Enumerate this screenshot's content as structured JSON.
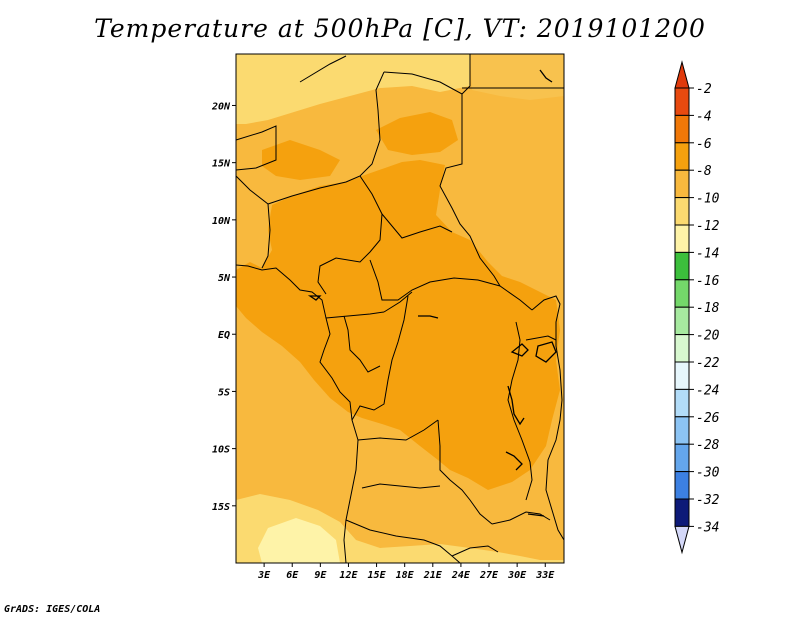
{
  "title": "Temperature at 500hPa [C], VT: 2019101200",
  "credit": "GrADS: IGES/COLA",
  "map": {
    "lon_range": [
      0,
      35
    ],
    "lat_range": [
      -20,
      24.5
    ],
    "lat_ticks": [
      {
        "value": 20,
        "label": "20N"
      },
      {
        "value": 15,
        "label": "15N"
      },
      {
        "value": 10,
        "label": "10N"
      },
      {
        "value": 5,
        "label": "5N"
      },
      {
        "value": 0,
        "label": "EQ"
      },
      {
        "value": -5,
        "label": "5S"
      },
      {
        "value": -10,
        "label": "10S"
      },
      {
        "value": -15,
        "label": "15S"
      }
    ],
    "lon_ticks": [
      {
        "value": 3,
        "label": "3E"
      },
      {
        "value": 6,
        "label": "6E"
      },
      {
        "value": 9,
        "label": "9E"
      },
      {
        "value": 12,
        "label": "12E"
      },
      {
        "value": 15,
        "label": "15E"
      },
      {
        "value": 18,
        "label": "18E"
      },
      {
        "value": 21,
        "label": "21E"
      },
      {
        "value": 24,
        "label": "24E"
      },
      {
        "value": 27,
        "label": "27E"
      },
      {
        "value": 30,
        "label": "30E"
      },
      {
        "value": 33,
        "label": "33E"
      }
    ]
  },
  "colorbar": {
    "levels": [
      {
        "label": "-2",
        "color": "#e84a10"
      },
      {
        "label": "-4",
        "color": "#f07808"
      },
      {
        "label": "-6",
        "color": "#f5a10e"
      },
      {
        "label": "-8",
        "color": "#f8b93e"
      },
      {
        "label": "-10",
        "color": "#fbda70"
      },
      {
        "label": "-12",
        "color": "#fef3a8"
      },
      {
        "label": "-14",
        "color": "#3cbf3c"
      },
      {
        "label": "-16",
        "color": "#74d86a"
      },
      {
        "label": "-18",
        "color": "#a7eaa0"
      },
      {
        "label": "-20",
        "color": "#d8f8d0"
      },
      {
        "label": "-22",
        "color": "#e6f6fc"
      },
      {
        "label": "-24",
        "color": "#b2dcf8"
      },
      {
        "label": "-26",
        "color": "#8cc4f4"
      },
      {
        "label": "-28",
        "color": "#64a6ec"
      },
      {
        "label": "-30",
        "color": "#3c80e2"
      },
      {
        "label": "-32",
        "color": "#1f5fd4"
      },
      {
        "label": "-34",
        "color": "#1040b8"
      }
    ],
    "top_color": "#e03a0c",
    "bottom_bin_color": "#0d1a78",
    "bottom_color": "#d4d8f8"
  }
}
--------------------
__WHAT THE TASK ASKS__. Extract all the entries word for word; omit any pictures.

__RESPONSE FOR THIS EXERCISE__.
Enumerate this screenshot's content as structured JSON.
{
  "title": "Temperature at 500hPa [C], VT: 2019101200",
  "credit": "GrADS: IGES/COLA",
  "map": {
    "lon_range": [
      0,
      35
    ],
    "lat_range": [
      -20,
      24.5
    ],
    "lat_ticks": [
      {
        "value": 20,
        "label": "20N"
      },
      {
        "value": 15,
        "label": "15N"
      },
      {
        "value": 10,
        "label": "10N"
      },
      {
        "value": 5,
        "label": "5N"
      },
      {
        "value": 0,
        "label": "EQ"
      },
      {
        "value": -5,
        "label": "5S"
      },
      {
        "value": -10,
        "label": "10S"
      },
      {
        "value": -15,
        "label": "15S"
      }
    ],
    "lon_ticks": [
      {
        "value": 3,
        "label": "3E"
      },
      {
        "value": 6,
        "label": "6E"
      },
      {
        "value": 9,
        "label": "9E"
      },
      {
        "value": 12,
        "label": "12E"
      },
      {
        "value": 15,
        "label": "15E"
      },
      {
        "value": 18,
        "label": "18E"
      },
      {
        "value": 21,
        "label": "21E"
      },
      {
        "value": 24,
        "label": "24E"
      },
      {
        "value": 27,
        "label": "27E"
      },
      {
        "value": 30,
        "label": "30E"
      },
      {
        "value": 33,
        "label": "33E"
      }
    ]
  },
  "colorbar": {
    "levels": [
      {
        "label": "-2",
        "color": "#e84a10"
      },
      {
        "label": "-4",
        "color": "#f07808"
      },
      {
        "label": "-6",
        "color": "#f5a10e"
      },
      {
        "label": "-8",
        "color": "#f8b93e"
      },
      {
        "label": "-10",
        "color": "#fbda70"
      },
      {
        "label": "-12",
        "color": "#fef3a8"
      },
      {
        "label": "-14",
        "color": "#3cbf3c"
      },
      {
        "label": "-16",
        "color": "#74d86a"
      },
      {
        "label": "-18",
        "color": "#a7eaa0"
      },
      {
        "label": "-20",
        "color": "#d8f8d0"
      },
      {
        "label": "-22",
        "color": "#e6f6fc"
      },
      {
        "label": "-24",
        "color": "#b2dcf8"
      },
      {
        "label": "-26",
        "color": "#8cc4f4"
      },
      {
        "label": "-28",
        "color": "#64a6ec"
      },
      {
        "label": "-30",
        "color": "#3c80e2"
      },
      {
        "label": "-32",
        "color": "#1f5fd4"
      },
      {
        "label": "-34",
        "color": "#1040b8"
      }
    ],
    "top_color": "#e03a0c",
    "bottom_bin_color": "#0d1a78",
    "bottom_color": "#d4d8f8"
  }
}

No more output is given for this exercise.